> [GIVEN REQUEST] Give the material once more, word for word, without any images.

[Start of DATA SUPPLIED]

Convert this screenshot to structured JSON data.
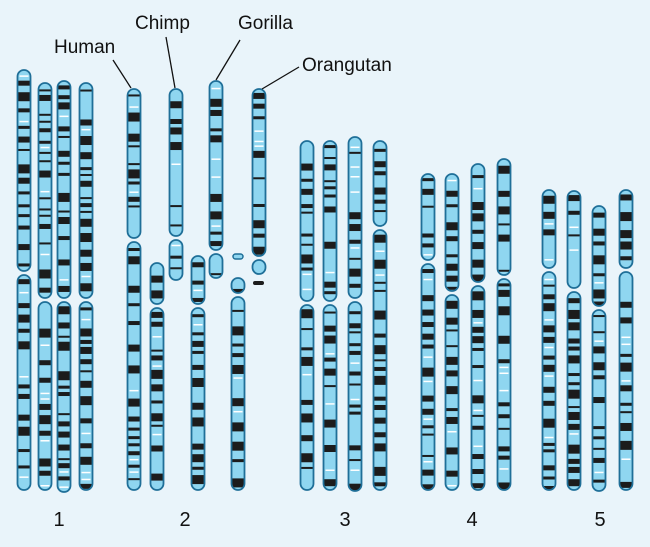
{
  "species": [
    "Human",
    "Chimp",
    "Gorilla",
    "Orangutan"
  ],
  "chromosome_groups": [
    "1",
    "2",
    "3",
    "4",
    "5"
  ],
  "colors": {
    "background": "#e9f4fa",
    "chromosome_fill": "#8fd6f0",
    "chromosome_outline": "#1f6f98",
    "band_dark": "#1c1c1c",
    "band_light": "#ffffff"
  }
}
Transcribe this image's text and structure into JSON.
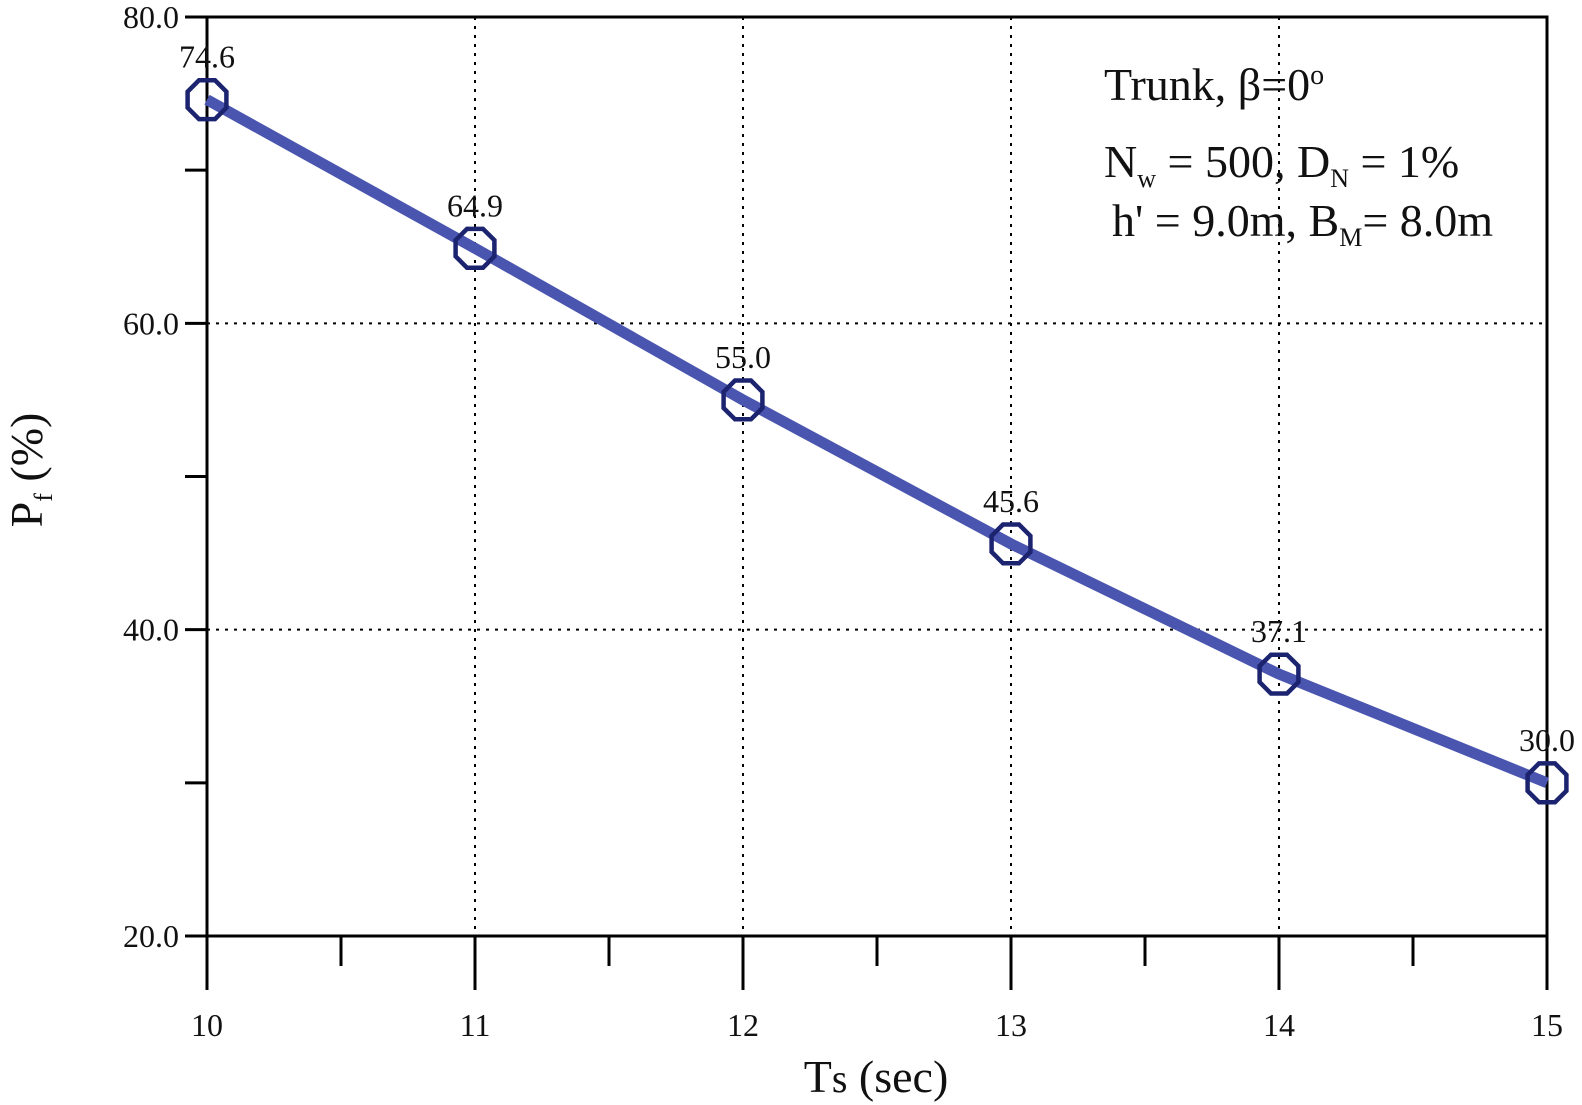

[End of DATA SUPPLIED]

> [ANSWER FOR THE TASK]
Convert this screenshot to structured JSON data.
{
  "species": [
    "Human",
    "Chimp",
    "Gorilla",
    "Orangutan"
  ],
  "chromosome_groups": [
    "1",
    "2",
    "3",
    "4",
    "5"
  ],
  "colors": {
    "background": "#e9f4fa",
    "chromosome_fill": "#8fd6f0",
    "chromosome_outline": "#1f6f98",
    "band_dark": "#1c1c1c",
    "band_light": "#ffffff"
  }
}
Transcribe this image's text and structure into JSON.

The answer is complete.